* [Material to process]:
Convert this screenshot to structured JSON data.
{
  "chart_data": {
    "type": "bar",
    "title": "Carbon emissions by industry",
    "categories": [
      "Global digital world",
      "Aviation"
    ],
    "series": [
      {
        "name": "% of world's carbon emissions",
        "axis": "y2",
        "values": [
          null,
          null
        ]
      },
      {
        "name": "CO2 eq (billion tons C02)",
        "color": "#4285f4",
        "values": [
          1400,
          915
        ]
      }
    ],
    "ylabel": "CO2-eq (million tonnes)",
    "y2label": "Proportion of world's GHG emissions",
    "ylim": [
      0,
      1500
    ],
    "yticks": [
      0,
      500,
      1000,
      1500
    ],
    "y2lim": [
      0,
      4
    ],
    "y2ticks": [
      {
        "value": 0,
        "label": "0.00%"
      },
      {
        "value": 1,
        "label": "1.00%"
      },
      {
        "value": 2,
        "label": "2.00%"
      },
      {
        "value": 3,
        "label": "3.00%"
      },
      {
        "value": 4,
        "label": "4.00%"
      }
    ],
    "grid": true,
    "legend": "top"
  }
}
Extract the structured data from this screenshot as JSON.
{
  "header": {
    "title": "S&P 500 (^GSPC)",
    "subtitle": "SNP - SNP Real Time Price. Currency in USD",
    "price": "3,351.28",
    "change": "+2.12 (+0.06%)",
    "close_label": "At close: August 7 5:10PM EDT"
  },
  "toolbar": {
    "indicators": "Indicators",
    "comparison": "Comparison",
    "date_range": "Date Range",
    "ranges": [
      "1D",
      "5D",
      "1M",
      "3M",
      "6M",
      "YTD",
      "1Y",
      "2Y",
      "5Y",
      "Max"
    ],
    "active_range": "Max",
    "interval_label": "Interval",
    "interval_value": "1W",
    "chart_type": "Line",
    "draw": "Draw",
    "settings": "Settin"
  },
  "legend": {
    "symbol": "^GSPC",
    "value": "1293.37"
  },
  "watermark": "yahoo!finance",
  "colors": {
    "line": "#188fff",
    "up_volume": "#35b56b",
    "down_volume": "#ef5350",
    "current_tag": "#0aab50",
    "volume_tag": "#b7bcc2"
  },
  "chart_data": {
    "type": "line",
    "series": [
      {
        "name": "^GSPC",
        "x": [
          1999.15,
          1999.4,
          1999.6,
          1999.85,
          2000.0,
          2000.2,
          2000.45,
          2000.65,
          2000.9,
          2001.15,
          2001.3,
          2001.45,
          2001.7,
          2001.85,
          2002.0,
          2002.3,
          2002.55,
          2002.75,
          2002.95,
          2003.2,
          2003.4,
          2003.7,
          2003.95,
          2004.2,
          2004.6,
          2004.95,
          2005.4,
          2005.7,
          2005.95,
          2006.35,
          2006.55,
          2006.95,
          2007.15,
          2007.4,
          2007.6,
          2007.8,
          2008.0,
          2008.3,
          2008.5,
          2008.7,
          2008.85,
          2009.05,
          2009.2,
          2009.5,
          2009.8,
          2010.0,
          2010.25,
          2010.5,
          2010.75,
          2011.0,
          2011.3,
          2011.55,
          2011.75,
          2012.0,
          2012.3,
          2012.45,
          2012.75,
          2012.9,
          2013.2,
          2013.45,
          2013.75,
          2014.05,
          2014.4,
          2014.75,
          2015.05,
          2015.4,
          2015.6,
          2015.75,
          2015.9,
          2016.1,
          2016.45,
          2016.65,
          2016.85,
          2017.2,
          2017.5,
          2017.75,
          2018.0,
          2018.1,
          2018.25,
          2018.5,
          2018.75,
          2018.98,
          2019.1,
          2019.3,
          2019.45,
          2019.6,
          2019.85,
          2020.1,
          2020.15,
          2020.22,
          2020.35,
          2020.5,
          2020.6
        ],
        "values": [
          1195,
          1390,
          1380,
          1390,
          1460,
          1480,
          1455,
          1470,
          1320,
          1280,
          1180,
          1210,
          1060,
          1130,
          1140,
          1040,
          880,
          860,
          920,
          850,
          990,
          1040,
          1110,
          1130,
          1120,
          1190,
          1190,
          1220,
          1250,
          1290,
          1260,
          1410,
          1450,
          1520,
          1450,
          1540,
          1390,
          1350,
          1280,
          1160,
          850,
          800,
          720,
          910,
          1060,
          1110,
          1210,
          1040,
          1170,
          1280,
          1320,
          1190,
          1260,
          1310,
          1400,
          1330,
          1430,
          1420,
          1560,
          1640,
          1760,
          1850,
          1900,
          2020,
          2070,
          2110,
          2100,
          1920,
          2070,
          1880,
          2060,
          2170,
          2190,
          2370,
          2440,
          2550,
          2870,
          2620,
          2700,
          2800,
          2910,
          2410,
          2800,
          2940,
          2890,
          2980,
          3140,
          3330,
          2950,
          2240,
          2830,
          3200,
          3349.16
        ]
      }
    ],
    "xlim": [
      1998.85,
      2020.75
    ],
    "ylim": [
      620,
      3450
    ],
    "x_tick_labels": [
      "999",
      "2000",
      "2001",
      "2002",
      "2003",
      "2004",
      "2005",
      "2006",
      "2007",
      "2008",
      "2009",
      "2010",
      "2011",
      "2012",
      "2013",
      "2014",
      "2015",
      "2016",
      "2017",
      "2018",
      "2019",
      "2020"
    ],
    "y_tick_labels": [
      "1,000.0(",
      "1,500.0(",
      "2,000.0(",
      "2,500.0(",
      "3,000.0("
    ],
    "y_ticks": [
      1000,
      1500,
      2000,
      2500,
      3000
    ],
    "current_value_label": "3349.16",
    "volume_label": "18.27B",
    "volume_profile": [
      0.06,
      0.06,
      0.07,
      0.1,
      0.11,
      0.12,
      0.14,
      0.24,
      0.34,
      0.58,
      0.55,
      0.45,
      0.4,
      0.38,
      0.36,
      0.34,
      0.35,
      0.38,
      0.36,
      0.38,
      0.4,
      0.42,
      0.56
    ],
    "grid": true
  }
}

* [Challenge]: Write the material out again in its entirety, exactly as shown.

* [Task result]:
Convert this screenshot to structured JSON data.
{
  "chart_data": {
    "type": "bar",
    "title": "Carbon emissions by industry",
    "categories": [
      "Global digital world",
      "Aviation"
    ],
    "series": [
      {
        "name": "% of world's carbon emissions",
        "axis": "y2",
        "values": [
          null,
          null
        ]
      },
      {
        "name": "CO2 eq (billion tons C02)",
        "color": "#4285f4",
        "values": [
          1400,
          915
        ]
      }
    ],
    "ylabel": "CO2-eq (million tonnes)",
    "y2label": "Proportion of world's GHG emissions",
    "ylim": [
      0,
      1500
    ],
    "yticks": [
      0,
      500,
      1000,
      1500
    ],
    "y2lim": [
      0,
      4
    ],
    "y2ticks": [
      {
        "value": 0,
        "label": "0.00%"
      },
      {
        "value": 1,
        "label": "1.00%"
      },
      {
        "value": 2,
        "label": "2.00%"
      },
      {
        "value": 3,
        "label": "3.00%"
      },
      {
        "value": 4,
        "label": "4.00%"
      }
    ],
    "grid": true,
    "legend": "top"
  }
}
Extract the structured data from this screenshot as JSON.
{
  "header": {
    "title": "S&P 500 (^GSPC)",
    "subtitle": "SNP - SNP Real Time Price. Currency in USD",
    "price": "3,351.28",
    "change": "+2.12 (+0.06%)",
    "close_label": "At close: August 7 5:10PM EDT"
  },
  "toolbar": {
    "indicators": "Indicators",
    "comparison": "Comparison",
    "date_range": "Date Range",
    "ranges": [
      "1D",
      "5D",
      "1M",
      "3M",
      "6M",
      "YTD",
      "1Y",
      "2Y",
      "5Y",
      "Max"
    ],
    "active_range": "Max",
    "interval_label": "Interval",
    "interval_value": "1W",
    "chart_type": "Line",
    "draw": "Draw",
    "settings": "Settin"
  },
  "legend": {
    "symbol": "^GSPC",
    "value": "1293.37"
  },
  "watermark": "yahoo!finance",
  "colors": {
    "line": "#188fff",
    "up_volume": "#35b56b",
    "down_volume": "#ef5350",
    "current_tag": "#0aab50",
    "volume_tag": "#b7bcc2"
  },
  "chart_data": {
    "type": "line",
    "series": [
      {
        "name": "^GSPC",
        "x": [
          1999.15,
          1999.4,
          1999.6,
          1999.85,
          2000.0,
          2000.2,
          2000.45,
          2000.65,
          2000.9,
          2001.15,
          2001.3,
          2001.45,
          2001.7,
          2001.85,
          2002.0,
          2002.3,
          2002.55,
          2002.75,
          2002.95,
          2003.2,
          2003.4,
          2003.7,
          2003.95,
          2004.2,
          2004.6,
          2004.95,
          2005.4,
          2005.7,
          2005.95,
          2006.35,
          2006.55,
          2006.95,
          2007.15,
          2007.4,
          2007.6,
          2007.8,
          2008.0,
          2008.3,
          2008.5,
          2008.7,
          2008.85,
          2009.05,
          2009.2,
          2009.5,
          2009.8,
          2010.0,
          2010.25,
          2010.5,
          2010.75,
          2011.0,
          2011.3,
          2011.55,
          2011.75,
          2012.0,
          2012.3,
          2012.45,
          2012.75,
          2012.9,
          2013.2,
          2013.45,
          2013.75,
          2014.05,
          2014.4,
          2014.75,
          2015.05,
          2015.4,
          2015.6,
          2015.75,
          2015.9,
          2016.1,
          2016.45,
          2016.65,
          2016.85,
          2017.2,
          2017.5,
          2017.75,
          2018.0,
          2018.1,
          2018.25,
          2018.5,
          2018.75,
          2018.98,
          2019.1,
          2019.3,
          2019.45,
          2019.6,
          2019.85,
          2020.1,
          2020.15,
          2020.22,
          2020.35,
          2020.5,
          2020.6
        ],
        "values": [
          1195,
          1390,
          1380,
          1390,
          1460,
          1480,
          1455,
          1470,
          1320,
          1280,
          1180,
          1210,
          1060,
          1130,
          1140,
          1040,
          880,
          860,
          920,
          850,
          990,
          1040,
          1110,
          1130,
          1120,
          1190,
          1190,
          1220,
          1250,
          1290,
          1260,
          1410,
          1450,
          1520,
          1450,
          1540,
          1390,
          1350,
          1280,
          1160,
          850,
          800,
          720,
          910,
          1060,
          1110,
          1210,
          1040,
          1170,
          1280,
          1320,
          1190,
          1260,
          1310,
          1400,
          1330,
          1430,
          1420,
          1560,
          1640,
          1760,
          1850,
          1900,
          2020,
          2070,
          2110,
          2100,
          1920,
          2070,
          1880,
          2060,
          2170,
          2190,
          2370,
          2440,
          2550,
          2870,
          2620,
          2700,
          2800,
          2910,
          2410,
          2800,
          2940,
          2890,
          2980,
          3140,
          3330,
          2950,
          2240,
          2830,
          3200,
          3349.16
        ]
      }
    ],
    "xlim": [
      1998.85,
      2020.75
    ],
    "ylim": [
      620,
      3450
    ],
    "x_tick_labels": [
      "999",
      "2000",
      "2001",
      "2002",
      "2003",
      "2004",
      "2005",
      "2006",
      "2007",
      "2008",
      "2009",
      "2010",
      "2011",
      "2012",
      "2013",
      "2014",
      "2015",
      "2016",
      "2017",
      "2018",
      "2019",
      "2020"
    ],
    "y_tick_labels": [
      "1,000.0(",
      "1,500.0(",
      "2,000.0(",
      "2,500.0(",
      "3,000.0("
    ],
    "y_ticks": [
      1000,
      1500,
      2000,
      2500,
      3000
    ],
    "current_value_label": "3349.16",
    "volume_label": "18.27B",
    "volume_profile": [
      0.06,
      0.06,
      0.07,
      0.1,
      0.11,
      0.12,
      0.14,
      0.24,
      0.34,
      0.58,
      0.55,
      0.45,
      0.4,
      0.38,
      0.36,
      0.34,
      0.35,
      0.38,
      0.36,
      0.38,
      0.4,
      0.42,
      0.56
    ],
    "grid": true
  }
}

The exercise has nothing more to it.